- **AIM OF THE EXERCISE**: Search the listing for "inequality" and copy every line where it appears.

# start of SUPPLIED INFORMATION

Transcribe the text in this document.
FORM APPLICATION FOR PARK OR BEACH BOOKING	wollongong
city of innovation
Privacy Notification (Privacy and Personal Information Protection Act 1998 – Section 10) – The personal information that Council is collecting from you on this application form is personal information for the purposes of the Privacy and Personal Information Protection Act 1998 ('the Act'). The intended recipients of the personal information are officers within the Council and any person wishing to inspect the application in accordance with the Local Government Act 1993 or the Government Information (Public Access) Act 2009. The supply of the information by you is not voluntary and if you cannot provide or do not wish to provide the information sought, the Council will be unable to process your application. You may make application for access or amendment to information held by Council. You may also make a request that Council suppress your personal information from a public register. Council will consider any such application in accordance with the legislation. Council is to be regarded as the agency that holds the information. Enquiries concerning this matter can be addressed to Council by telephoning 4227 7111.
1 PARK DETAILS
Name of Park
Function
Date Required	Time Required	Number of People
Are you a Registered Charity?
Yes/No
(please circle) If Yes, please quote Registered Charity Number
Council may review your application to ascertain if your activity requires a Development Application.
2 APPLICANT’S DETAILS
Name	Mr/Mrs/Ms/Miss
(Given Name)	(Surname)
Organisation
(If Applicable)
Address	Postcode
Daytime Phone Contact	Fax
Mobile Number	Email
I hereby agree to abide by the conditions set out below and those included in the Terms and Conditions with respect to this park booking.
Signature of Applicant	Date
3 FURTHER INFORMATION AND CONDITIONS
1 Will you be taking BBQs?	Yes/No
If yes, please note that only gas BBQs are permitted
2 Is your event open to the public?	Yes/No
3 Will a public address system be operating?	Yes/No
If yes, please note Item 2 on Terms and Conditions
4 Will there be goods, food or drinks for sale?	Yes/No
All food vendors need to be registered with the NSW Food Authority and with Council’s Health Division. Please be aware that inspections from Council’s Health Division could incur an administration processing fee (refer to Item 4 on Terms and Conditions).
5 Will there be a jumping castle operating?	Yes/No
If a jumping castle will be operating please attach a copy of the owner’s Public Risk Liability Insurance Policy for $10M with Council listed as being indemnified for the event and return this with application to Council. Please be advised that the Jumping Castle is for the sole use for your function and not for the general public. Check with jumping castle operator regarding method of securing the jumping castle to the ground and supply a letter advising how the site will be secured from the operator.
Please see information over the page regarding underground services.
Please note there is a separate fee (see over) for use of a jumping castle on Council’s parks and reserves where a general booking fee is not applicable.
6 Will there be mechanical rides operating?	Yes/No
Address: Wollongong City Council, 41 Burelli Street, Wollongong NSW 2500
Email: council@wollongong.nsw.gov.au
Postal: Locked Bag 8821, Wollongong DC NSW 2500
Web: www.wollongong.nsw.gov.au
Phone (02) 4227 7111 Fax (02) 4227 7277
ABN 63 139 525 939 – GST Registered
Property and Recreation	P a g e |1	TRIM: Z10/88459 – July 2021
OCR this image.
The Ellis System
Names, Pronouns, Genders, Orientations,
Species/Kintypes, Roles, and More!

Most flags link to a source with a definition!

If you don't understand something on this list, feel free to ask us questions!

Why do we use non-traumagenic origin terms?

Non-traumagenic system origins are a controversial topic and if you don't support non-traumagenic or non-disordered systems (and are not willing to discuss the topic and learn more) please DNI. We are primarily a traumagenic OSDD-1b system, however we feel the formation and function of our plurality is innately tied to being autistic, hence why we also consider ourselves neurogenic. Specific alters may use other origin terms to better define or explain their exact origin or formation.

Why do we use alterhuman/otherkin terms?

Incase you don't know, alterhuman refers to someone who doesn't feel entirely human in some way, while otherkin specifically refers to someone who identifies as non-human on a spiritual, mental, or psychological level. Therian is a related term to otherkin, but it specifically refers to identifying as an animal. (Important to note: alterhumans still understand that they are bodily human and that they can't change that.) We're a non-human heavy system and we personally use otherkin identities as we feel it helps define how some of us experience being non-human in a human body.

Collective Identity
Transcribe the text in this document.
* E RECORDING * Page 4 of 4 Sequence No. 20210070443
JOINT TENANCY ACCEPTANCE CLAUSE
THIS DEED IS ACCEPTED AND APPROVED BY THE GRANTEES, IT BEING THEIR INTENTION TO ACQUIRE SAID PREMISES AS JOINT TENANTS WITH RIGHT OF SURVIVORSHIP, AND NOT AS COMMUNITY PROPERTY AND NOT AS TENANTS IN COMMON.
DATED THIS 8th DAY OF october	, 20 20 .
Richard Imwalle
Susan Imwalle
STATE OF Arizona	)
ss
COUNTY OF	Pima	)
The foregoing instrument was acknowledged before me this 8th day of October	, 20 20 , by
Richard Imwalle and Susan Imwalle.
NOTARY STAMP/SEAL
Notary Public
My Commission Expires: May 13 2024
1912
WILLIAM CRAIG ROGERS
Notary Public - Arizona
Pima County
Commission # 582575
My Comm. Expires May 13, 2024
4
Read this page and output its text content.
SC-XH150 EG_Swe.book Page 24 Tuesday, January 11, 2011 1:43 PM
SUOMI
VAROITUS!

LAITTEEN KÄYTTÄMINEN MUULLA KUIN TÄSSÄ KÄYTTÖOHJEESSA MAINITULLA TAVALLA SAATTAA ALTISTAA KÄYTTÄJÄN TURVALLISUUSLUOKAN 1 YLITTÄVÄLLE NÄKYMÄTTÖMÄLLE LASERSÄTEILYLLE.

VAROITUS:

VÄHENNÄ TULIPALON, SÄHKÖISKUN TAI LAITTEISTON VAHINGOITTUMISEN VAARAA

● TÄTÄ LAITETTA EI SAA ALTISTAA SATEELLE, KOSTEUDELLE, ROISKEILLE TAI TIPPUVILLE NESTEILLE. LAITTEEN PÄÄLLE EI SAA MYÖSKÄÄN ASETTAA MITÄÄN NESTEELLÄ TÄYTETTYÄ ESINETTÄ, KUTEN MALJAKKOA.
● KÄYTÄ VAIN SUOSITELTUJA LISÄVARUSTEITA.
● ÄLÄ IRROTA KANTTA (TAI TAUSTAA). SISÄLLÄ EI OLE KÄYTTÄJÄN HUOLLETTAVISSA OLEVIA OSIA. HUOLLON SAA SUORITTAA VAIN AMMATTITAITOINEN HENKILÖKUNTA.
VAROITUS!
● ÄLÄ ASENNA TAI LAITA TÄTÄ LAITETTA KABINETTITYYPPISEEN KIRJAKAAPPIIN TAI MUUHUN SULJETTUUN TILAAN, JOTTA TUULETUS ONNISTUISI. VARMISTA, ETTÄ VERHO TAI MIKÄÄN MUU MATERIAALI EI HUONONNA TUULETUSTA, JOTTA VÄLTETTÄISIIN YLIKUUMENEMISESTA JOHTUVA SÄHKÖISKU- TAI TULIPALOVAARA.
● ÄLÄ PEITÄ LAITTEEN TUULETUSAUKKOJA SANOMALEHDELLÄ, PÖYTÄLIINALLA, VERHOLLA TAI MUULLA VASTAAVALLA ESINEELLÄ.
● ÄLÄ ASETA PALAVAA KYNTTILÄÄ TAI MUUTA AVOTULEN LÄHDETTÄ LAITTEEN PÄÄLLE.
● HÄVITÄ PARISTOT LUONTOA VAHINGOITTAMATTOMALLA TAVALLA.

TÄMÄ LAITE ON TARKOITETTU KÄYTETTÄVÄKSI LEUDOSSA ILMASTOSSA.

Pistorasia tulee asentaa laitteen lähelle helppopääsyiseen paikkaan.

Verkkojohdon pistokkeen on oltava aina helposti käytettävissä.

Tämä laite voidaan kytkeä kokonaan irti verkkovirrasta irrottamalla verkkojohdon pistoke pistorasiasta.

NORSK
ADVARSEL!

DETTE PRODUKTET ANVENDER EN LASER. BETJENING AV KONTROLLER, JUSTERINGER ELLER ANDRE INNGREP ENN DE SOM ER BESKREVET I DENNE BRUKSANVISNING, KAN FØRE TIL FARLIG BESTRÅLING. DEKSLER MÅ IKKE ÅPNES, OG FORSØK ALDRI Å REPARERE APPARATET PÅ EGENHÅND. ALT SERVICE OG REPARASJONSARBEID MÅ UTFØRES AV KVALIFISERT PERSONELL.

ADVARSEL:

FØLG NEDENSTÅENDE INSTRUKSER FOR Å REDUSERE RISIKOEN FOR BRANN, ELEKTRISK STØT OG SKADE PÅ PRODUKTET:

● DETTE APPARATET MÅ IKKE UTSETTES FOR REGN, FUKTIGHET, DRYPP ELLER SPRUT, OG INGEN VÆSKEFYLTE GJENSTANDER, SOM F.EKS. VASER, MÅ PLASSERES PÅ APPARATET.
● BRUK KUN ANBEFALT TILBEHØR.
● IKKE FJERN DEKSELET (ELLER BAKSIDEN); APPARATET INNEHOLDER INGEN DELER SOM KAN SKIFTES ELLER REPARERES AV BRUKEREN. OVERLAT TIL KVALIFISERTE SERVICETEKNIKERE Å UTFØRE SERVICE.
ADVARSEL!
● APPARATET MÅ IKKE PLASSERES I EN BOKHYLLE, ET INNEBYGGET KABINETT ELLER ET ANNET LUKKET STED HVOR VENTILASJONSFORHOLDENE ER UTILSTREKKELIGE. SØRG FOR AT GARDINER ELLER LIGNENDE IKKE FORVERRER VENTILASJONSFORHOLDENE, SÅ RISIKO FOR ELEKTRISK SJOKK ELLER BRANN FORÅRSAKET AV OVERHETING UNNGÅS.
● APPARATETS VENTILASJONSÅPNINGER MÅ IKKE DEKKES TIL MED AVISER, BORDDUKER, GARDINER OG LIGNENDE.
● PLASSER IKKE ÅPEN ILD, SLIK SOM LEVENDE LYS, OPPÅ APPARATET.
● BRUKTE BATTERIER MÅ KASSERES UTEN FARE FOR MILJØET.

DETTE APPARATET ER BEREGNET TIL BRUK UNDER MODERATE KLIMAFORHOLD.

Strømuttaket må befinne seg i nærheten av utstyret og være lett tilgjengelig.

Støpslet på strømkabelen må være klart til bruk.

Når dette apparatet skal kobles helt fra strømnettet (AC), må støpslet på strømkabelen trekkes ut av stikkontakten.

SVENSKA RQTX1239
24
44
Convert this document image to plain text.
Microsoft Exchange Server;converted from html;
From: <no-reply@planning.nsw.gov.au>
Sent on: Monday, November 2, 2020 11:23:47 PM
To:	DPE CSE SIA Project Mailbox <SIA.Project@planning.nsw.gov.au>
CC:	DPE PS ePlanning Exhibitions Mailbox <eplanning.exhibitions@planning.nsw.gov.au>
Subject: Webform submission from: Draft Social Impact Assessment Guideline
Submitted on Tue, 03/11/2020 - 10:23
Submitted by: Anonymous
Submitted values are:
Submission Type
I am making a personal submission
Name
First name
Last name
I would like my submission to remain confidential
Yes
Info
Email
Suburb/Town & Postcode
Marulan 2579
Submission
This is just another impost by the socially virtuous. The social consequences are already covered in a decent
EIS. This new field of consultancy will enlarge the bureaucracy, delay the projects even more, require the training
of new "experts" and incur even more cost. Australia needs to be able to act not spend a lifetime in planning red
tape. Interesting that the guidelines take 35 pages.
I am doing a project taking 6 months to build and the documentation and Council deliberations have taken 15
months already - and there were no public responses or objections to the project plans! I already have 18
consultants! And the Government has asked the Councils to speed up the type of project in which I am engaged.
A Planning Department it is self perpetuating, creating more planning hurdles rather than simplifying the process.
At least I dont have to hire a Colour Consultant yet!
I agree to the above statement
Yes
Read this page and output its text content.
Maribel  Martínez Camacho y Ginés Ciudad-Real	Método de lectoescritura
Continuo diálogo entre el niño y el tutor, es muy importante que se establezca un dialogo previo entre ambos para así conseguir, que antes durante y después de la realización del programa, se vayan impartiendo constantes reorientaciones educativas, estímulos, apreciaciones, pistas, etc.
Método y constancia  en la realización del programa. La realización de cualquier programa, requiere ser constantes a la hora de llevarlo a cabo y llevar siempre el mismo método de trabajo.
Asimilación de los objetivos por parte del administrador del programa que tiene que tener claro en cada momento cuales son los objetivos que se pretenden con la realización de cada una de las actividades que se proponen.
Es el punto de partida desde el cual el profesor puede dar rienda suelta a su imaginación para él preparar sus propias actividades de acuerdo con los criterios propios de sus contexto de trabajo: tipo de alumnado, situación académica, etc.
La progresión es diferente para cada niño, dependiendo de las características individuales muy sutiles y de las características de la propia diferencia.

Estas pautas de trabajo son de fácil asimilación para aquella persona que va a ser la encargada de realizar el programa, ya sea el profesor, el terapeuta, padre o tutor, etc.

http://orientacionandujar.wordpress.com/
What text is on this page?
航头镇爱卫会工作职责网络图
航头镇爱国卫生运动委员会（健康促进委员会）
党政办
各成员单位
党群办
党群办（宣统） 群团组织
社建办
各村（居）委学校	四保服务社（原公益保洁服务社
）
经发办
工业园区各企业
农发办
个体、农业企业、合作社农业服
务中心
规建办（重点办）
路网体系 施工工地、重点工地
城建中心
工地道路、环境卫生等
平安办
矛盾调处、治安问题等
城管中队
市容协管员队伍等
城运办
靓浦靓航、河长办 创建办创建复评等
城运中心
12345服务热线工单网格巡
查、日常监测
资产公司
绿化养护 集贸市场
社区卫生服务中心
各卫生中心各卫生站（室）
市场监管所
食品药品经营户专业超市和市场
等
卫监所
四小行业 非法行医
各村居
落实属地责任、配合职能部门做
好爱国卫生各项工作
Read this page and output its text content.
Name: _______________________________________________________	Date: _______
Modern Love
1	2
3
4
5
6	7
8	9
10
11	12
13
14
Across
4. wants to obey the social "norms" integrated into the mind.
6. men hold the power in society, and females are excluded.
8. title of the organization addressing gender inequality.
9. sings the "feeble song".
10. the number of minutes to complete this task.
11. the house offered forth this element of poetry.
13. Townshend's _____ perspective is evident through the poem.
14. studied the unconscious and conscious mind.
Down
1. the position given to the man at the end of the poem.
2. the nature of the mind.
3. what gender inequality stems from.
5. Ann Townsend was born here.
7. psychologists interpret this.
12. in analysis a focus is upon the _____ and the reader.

# end of SUPPLIED INFORMATION

- **TASK OUTPUT**:
8. title of the organization addressing gender inequality.
3. what gender inequality stems from.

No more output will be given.